--- WHAT IS ASKED ---
Below are records. Copy every line with "labels" in it.

□ □ □ □ □ □ □

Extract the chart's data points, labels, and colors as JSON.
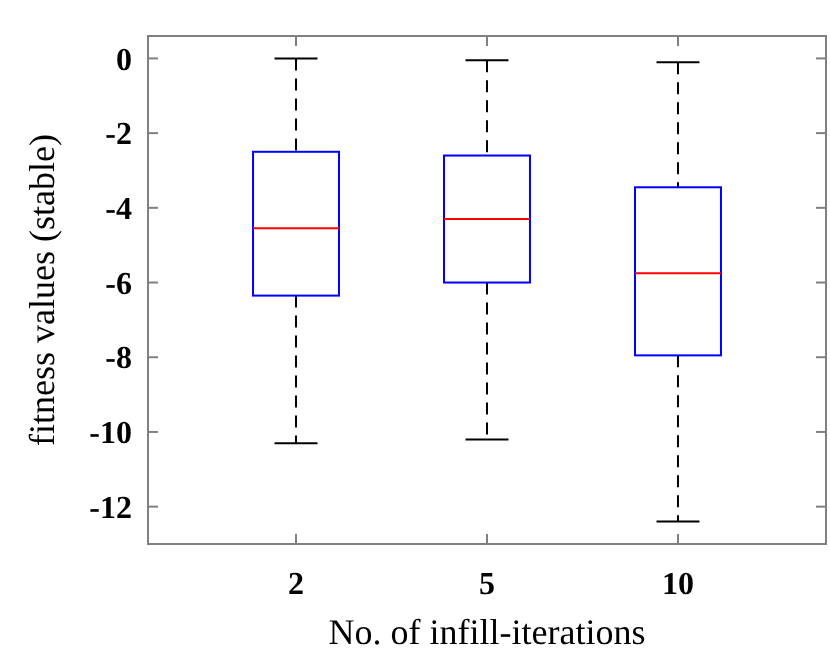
{
  "chart_data": {
    "type": "box",
    "xlabel": "No. of infill-iterations",
    "ylabel": "fitness values (stable)",
    "categories": [
      "2",
      "5",
      "10"
    ],
    "boxes": [
      {
        "low": -10.3,
        "q1": -6.35,
        "median": -4.55,
        "q3": -2.5,
        "high": 0
      },
      {
        "low": -10.2,
        "q1": -6.0,
        "median": -4.3,
        "q3": -2.6,
        "high": -0.05
      },
      {
        "low": -12.4,
        "q1": -7.95,
        "median": -5.75,
        "q3": -3.45,
        "high": -0.1
      }
    ],
    "color": "#0000ff",
    "ylim": [
      -13,
      0.6
    ],
    "yticks": [
      0,
      -2,
      -4,
      -6,
      -8,
      -10,
      -12
    ],
    "grid": false
  }
}
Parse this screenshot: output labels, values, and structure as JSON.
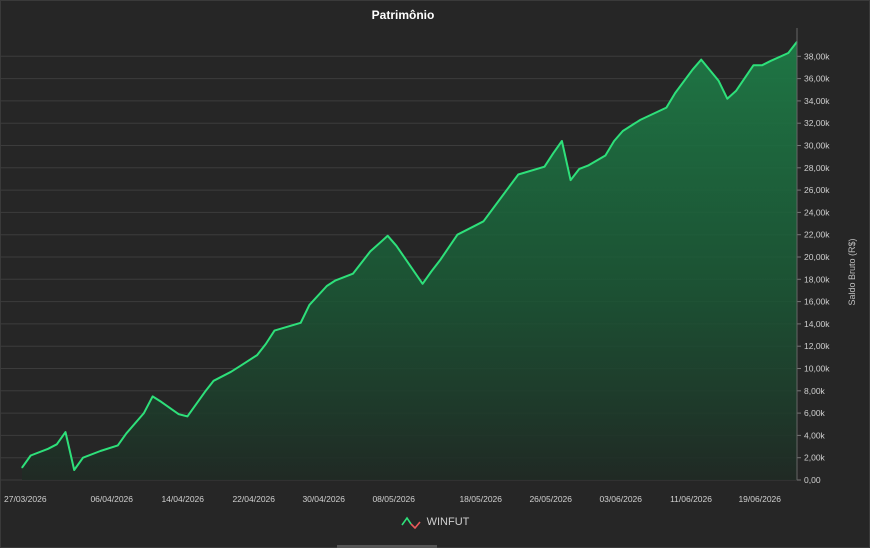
{
  "chart_data": {
    "type": "area",
    "title": "Patrimônio",
    "ylabel": "Saldo Bruto (R$)",
    "xlabel": "",
    "ylim": [
      0,
      38000
    ],
    "y_ticks": [
      "0,00",
      "2,00k",
      "4,00k",
      "6,00k",
      "8,00k",
      "10,00k",
      "12,00k",
      "14,00k",
      "16,00k",
      "18,00k",
      "20,00k",
      "22,00k",
      "24,00k",
      "26,00k",
      "28,00k",
      "30,00k",
      "32,00k",
      "34,00k",
      "36,00k",
      "38,00k"
    ],
    "x_ticks": [
      "27/03/2026",
      "06/04/2026",
      "14/04/2026",
      "22/04/2026",
      "30/04/2026",
      "08/05/2026",
      "18/05/2026",
      "26/05/2026",
      "03/06/2026",
      "11/06/2026",
      "19/06/2026"
    ],
    "grid": true,
    "legend_position": "bottom",
    "series": [
      {
        "name": "WINFUT",
        "color": "#2ee07a",
        "points": [
          [
            0,
            1100
          ],
          [
            1,
            2200
          ],
          [
            3,
            2800
          ],
          [
            4,
            3200
          ],
          [
            5,
            4300
          ],
          [
            6,
            900
          ],
          [
            7,
            2000
          ],
          [
            9,
            2600
          ],
          [
            11,
            3100
          ],
          [
            12,
            4200
          ],
          [
            14,
            6000
          ],
          [
            15,
            7500
          ],
          [
            16,
            7000
          ],
          [
            18,
            5900
          ],
          [
            19,
            5700
          ],
          [
            21,
            7900
          ],
          [
            22,
            8900
          ],
          [
            24,
            9700
          ],
          [
            25,
            10200
          ],
          [
            27,
            11200
          ],
          [
            28,
            12200
          ],
          [
            29,
            13400
          ],
          [
            32,
            14100
          ],
          [
            33,
            15700
          ],
          [
            35,
            17400
          ],
          [
            36,
            17900
          ],
          [
            38,
            18500
          ],
          [
            40,
            20500
          ],
          [
            42,
            21900
          ],
          [
            43,
            21000
          ],
          [
            46,
            17600
          ],
          [
            47,
            18700
          ],
          [
            48,
            19700
          ],
          [
            50,
            22000
          ],
          [
            52,
            22800
          ],
          [
            53,
            23200
          ],
          [
            55,
            25300
          ],
          [
            57,
            27400
          ],
          [
            60,
            28100
          ],
          [
            61,
            29300
          ],
          [
            62,
            30400
          ],
          [
            63,
            26900
          ],
          [
            64,
            27900
          ],
          [
            65,
            28200
          ],
          [
            67,
            29100
          ],
          [
            68,
            30400
          ],
          [
            69,
            31300
          ],
          [
            70,
            31800
          ],
          [
            71,
            32300
          ],
          [
            74,
            33400
          ],
          [
            75,
            34700
          ],
          [
            77,
            36800
          ],
          [
            78,
            37700
          ],
          [
            80,
            35800
          ],
          [
            81,
            34200
          ],
          [
            82,
            34900
          ],
          [
            84,
            37200
          ],
          [
            85,
            37200
          ],
          [
            86,
            37600
          ],
          [
            88,
            38300
          ],
          [
            89,
            39300
          ]
        ]
      }
    ]
  }
}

□ □ □ □ □ □ □

--- FINAL RESULT ---
Extract the chart's data points, labels, and colors as JSON.
Parse this screenshot: output labels, values, and structure as JSON.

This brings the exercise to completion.